• [PROBLEM DESCRIPTION]: Return all lines with the word "image" in them.

## Begin RECORD SET

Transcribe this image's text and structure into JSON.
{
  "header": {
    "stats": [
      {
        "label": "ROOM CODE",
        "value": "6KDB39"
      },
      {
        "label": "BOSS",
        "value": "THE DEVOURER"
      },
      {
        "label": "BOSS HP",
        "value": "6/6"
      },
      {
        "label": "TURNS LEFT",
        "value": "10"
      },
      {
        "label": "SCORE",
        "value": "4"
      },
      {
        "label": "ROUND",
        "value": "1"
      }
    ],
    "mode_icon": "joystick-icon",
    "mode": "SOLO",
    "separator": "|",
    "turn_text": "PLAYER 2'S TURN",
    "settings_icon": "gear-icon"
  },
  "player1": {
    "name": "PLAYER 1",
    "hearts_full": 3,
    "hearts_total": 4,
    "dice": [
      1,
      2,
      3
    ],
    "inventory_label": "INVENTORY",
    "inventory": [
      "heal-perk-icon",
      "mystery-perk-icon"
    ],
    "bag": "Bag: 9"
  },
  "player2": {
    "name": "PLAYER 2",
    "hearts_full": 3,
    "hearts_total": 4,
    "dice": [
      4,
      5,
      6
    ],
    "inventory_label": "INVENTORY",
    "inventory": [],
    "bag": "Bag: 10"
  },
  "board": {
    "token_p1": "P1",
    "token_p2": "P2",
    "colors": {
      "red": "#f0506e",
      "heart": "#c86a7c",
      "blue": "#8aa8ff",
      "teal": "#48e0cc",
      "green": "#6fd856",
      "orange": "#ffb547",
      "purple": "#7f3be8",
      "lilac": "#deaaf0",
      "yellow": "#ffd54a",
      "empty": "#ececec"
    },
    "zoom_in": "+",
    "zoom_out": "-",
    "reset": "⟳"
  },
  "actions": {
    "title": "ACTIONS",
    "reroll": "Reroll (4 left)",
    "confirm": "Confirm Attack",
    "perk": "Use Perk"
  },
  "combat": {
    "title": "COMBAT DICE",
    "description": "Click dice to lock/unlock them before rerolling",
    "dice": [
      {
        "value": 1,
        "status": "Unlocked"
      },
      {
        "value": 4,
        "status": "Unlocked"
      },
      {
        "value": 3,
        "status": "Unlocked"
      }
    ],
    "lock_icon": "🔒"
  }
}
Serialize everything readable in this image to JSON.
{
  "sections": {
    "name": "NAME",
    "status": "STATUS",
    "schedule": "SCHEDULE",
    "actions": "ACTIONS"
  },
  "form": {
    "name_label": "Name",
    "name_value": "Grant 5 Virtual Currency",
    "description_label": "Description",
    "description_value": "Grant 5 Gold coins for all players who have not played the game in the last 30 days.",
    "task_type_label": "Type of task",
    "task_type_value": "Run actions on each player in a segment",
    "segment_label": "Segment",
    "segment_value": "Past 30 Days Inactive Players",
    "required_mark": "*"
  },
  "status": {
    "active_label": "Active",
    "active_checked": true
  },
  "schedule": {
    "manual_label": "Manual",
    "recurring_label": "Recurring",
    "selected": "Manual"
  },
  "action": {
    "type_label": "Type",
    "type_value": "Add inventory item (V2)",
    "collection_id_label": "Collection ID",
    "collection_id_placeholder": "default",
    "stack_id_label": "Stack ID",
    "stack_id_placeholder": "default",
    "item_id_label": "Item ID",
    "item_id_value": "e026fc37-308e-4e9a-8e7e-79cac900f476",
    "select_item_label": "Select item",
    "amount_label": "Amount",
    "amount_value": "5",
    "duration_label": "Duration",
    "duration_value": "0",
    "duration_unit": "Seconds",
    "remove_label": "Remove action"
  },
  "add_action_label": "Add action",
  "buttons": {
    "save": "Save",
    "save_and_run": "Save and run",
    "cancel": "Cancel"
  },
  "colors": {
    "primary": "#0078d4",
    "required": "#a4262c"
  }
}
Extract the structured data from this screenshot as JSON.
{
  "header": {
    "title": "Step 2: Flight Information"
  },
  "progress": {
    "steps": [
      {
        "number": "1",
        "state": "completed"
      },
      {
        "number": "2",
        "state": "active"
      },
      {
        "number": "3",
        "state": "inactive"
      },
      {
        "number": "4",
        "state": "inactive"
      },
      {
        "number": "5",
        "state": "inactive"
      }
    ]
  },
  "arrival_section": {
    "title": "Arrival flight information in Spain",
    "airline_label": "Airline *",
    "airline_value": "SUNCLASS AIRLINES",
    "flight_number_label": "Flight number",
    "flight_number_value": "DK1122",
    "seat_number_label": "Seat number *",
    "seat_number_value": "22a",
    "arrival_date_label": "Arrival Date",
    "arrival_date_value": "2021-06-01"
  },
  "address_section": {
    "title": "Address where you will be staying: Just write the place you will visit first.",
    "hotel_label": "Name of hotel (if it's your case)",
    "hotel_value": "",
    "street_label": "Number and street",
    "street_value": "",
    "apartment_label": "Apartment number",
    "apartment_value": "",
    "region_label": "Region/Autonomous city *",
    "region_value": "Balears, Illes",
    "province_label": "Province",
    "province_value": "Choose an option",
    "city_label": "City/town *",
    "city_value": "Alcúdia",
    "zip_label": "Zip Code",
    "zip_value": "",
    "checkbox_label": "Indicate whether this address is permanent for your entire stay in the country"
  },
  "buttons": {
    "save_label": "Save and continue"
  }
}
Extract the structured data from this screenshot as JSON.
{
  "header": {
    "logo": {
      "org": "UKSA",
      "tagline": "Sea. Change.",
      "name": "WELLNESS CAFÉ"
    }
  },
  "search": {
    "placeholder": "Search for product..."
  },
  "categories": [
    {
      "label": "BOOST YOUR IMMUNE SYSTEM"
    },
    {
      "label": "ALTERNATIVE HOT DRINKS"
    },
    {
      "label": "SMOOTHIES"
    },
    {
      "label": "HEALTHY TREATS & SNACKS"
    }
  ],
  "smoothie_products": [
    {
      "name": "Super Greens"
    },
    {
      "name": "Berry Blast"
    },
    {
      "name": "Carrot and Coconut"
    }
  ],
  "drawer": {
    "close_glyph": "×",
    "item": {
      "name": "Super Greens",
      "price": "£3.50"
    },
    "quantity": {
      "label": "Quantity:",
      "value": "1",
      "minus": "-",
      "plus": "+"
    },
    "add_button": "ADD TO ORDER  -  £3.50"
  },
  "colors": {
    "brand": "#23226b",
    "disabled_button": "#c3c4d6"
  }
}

## End RECORD SET

• [RIGHT ANSWER]:
Transcribe this image's text and structure into JSON.
Serialize everything readable in this image to JSON.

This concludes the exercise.